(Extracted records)
• • • • •

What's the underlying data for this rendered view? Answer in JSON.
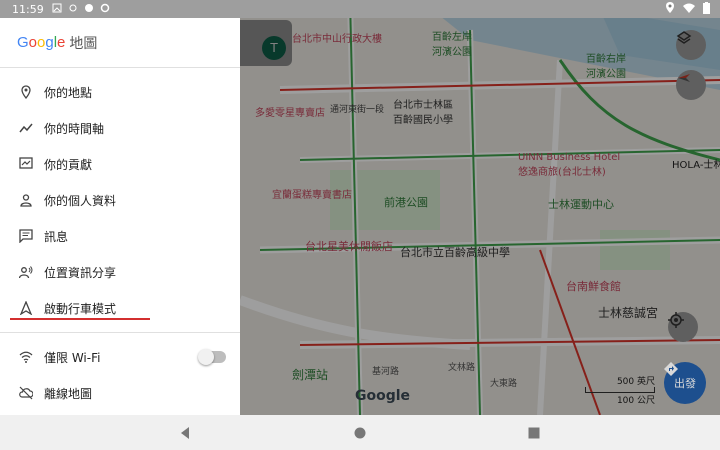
{
  "status_bar": {
    "time": "11:59"
  },
  "drawer": {
    "brand": {
      "letters": [
        "G",
        "o",
        "o",
        "g",
        "l",
        "e"
      ],
      "colors": [
        "#4285F4",
        "#EA4335",
        "#FBBC05",
        "#4285F4",
        "#34A853",
        "#EA4335"
      ],
      "title": "地圖"
    },
    "items": [
      {
        "icon": "location-pin-icon",
        "label": "你的地點"
      },
      {
        "icon": "timeline-icon",
        "label": "你的時間軸"
      },
      {
        "icon": "contributions-icon",
        "label": "你的貢獻"
      },
      {
        "icon": "person-icon",
        "label": "你的個人資料"
      },
      {
        "icon": "message-icon",
        "label": "訊息"
      },
      {
        "icon": "location-sharing-icon",
        "label": "位置資訊分享"
      },
      {
        "icon": "navigation-arrow-icon",
        "label": "啟動行車模式"
      }
    ],
    "items2": [
      {
        "icon": "wifi-icon",
        "label": "僅限 Wi-Fi"
      },
      {
        "icon": "offline-map-icon",
        "label": "離線地圖"
      }
    ],
    "highlight_color": "#d32f2f"
  },
  "map": {
    "avatar_letter": "T",
    "labels": [
      "台北市中山行政大樓",
      "百齡右岸\n河濱公園",
      "百齡左岸\n河濱公園",
      "多愛零星專賣店",
      "通河東街一段",
      "台北市士林區\n百齡國民小學",
      "UINN Business Hotel\n悠逸商旅(台北士林)",
      "HOLA-士林",
      "宜蘭蛋糕專賣書店",
      "前港公園",
      "士林運動中心",
      "台北星美休閒飯店",
      "台北市立百齡高級中學",
      "台南鮮食館",
      "士林慈誠宮",
      "劍潭站",
      "基河路",
      "大東路",
      "文林路"
    ],
    "scale": {
      "ft": "500 英尺",
      "m": "100 公尺"
    },
    "go_label": "出發",
    "google_logo": "Google"
  }
}
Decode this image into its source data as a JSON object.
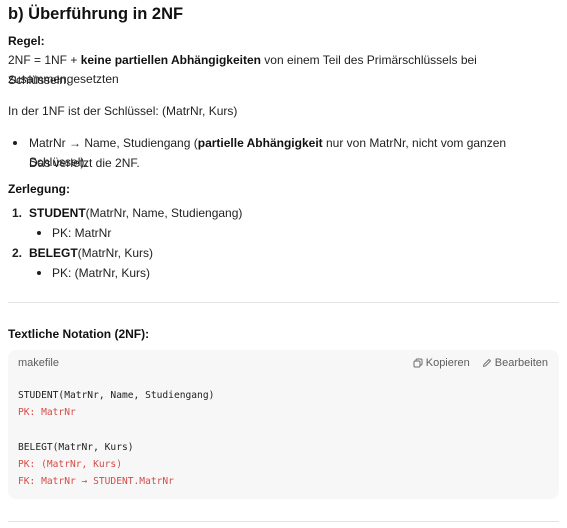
{
  "heading": "b) Überführung in 2NF",
  "rule": {
    "label": "Regel:",
    "prefix": "2NF = 1NF + ",
    "bold": "keine partiellen Abhängigkeiten",
    "suffix": " von einem Teil des Primärschlüssels bei zusammengesetzten",
    "line2": "Schlüsseln."
  },
  "key_line": "In der 1NF ist der Schlüssel: (MatrNr, Kurs)",
  "bullet": {
    "prefix": "MatrNr → Name, Studiengang (",
    "bold": "partielle Abhängigkeit",
    "suffix": " nur von MatrNr, nicht vom ganzen Schlüssel).",
    "line2": "Das verletzt die 2NF."
  },
  "decomposition": {
    "label": "Zerlegung:",
    "items": [
      {
        "number": "1.",
        "name": "STUDENT",
        "attrs": "(MatrNr, Name, Studiengang)",
        "pk": "PK: MatrNr"
      },
      {
        "number": "2.",
        "name": "BELEGT",
        "attrs": "(MatrNr, Kurs)",
        "pk": "PK: (MatrNr, Kurs)"
      }
    ]
  },
  "notation_heading": "Textliche Notation (2NF):",
  "code": {
    "language": "makefile",
    "copy_label": "Kopieren",
    "edit_label": "Bearbeiten",
    "lines": [
      "STUDENT(MatrNr, Name, Studiengang)",
      "PK: MatrNr",
      "BELEGT(MatrNr, Kurs)",
      "PK: (MatrNr, Kurs)",
      "FK: MatrNr → STUDENT.MatrNr"
    ],
    "highlight_color": "#d44c47"
  }
}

• • • • •

Output the line containing "Decode this image" and each line after it, through the end of the material, exactly as given. No pictures belong in the output.

Decode this image into its source data as a JSON object.
{
  "heading": "b) Überführung in 2NF",
  "rule": {
    "label": "Regel:",
    "prefix": "2NF = 1NF + ",
    "bold": "keine partiellen Abhängigkeiten",
    "suffix": " von einem Teil des Primärschlüssels bei zusammengesetzten",
    "line2": "Schlüsseln."
  },
  "key_line": "In der 1NF ist der Schlüssel: (MatrNr, Kurs)",
  "bullet": {
    "prefix": "MatrNr → Name, Studiengang (",
    "bold": "partielle Abhängigkeit",
    "suffix": " nur von MatrNr, nicht vom ganzen Schlüssel).",
    "line2": "Das verletzt die 2NF."
  },
  "decomposition": {
    "label": "Zerlegung:",
    "items": [
      {
        "number": "1.",
        "name": "STUDENT",
        "attrs": "(MatrNr, Name, Studiengang)",
        "pk": "PK: MatrNr"
      },
      {
        "number": "2.",
        "name": "BELEGT",
        "attrs": "(MatrNr, Kurs)",
        "pk": "PK: (MatrNr, Kurs)"
      }
    ]
  },
  "notation_heading": "Textliche Notation (2NF):",
  "code": {
    "language": "makefile",
    "copy_label": "Kopieren",
    "edit_label": "Bearbeiten",
    "lines": [
      "STUDENT(MatrNr, Name, Studiengang)",
      "PK: MatrNr",
      "BELEGT(MatrNr, Kurs)",
      "PK: (MatrNr, Kurs)",
      "FK: MatrNr → STUDENT.MatrNr"
    ],
    "highlight_color": "#d44c47"
  }
}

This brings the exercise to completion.